Records contained in a dataset
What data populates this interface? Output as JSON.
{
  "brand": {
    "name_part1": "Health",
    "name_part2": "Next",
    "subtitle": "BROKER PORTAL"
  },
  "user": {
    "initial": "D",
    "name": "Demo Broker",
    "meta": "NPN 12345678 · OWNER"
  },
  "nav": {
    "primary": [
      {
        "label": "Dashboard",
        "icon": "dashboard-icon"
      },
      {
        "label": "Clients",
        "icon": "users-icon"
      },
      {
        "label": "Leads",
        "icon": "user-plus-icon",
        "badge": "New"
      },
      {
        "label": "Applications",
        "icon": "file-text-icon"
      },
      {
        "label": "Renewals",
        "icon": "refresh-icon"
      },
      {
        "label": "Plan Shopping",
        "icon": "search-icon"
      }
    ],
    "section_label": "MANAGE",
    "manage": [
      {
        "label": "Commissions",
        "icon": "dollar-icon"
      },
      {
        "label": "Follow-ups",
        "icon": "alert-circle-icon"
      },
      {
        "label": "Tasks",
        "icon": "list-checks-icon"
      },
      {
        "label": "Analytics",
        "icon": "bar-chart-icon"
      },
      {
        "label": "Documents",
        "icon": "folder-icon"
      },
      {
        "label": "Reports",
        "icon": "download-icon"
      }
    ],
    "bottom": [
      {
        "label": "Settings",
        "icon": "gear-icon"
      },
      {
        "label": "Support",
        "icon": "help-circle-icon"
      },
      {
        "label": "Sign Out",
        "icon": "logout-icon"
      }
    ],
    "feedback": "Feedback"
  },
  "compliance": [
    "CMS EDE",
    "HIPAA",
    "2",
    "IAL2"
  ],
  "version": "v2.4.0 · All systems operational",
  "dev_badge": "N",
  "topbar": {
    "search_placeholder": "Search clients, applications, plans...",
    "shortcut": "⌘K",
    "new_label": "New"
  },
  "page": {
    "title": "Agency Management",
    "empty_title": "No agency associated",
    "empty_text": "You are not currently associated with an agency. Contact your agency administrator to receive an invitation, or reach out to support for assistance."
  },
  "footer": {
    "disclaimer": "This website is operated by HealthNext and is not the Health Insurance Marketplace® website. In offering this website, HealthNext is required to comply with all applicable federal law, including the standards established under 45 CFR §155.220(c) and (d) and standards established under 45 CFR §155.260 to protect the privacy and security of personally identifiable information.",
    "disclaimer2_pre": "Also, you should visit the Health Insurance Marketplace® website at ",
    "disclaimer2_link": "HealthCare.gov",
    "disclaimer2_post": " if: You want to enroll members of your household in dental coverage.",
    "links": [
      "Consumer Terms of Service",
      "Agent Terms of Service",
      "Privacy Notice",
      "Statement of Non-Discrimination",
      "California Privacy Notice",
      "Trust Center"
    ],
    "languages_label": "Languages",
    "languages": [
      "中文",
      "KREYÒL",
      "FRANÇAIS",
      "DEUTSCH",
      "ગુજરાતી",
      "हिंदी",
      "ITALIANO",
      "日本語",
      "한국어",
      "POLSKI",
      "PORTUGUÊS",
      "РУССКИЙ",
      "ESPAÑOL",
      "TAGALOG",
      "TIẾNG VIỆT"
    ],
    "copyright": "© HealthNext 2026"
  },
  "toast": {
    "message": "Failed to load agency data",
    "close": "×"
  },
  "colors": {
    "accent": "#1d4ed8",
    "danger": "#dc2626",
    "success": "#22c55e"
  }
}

-- Brief --
Show all lines above holding "HealthNext".

-- Output of the task --
    "disclaimer": "This website is operated by HealthNext and is not the Health Insurance Marketplace® website. In offering this website, HealthNext is required to comply with all applicable federal law, including the standards established under 45 CFR §155.220(c) and (d) and standards established under 45 CFR §155.260 to protect the privacy and security of personally identifiable information.",
    "copyright": "© HealthNext 2026"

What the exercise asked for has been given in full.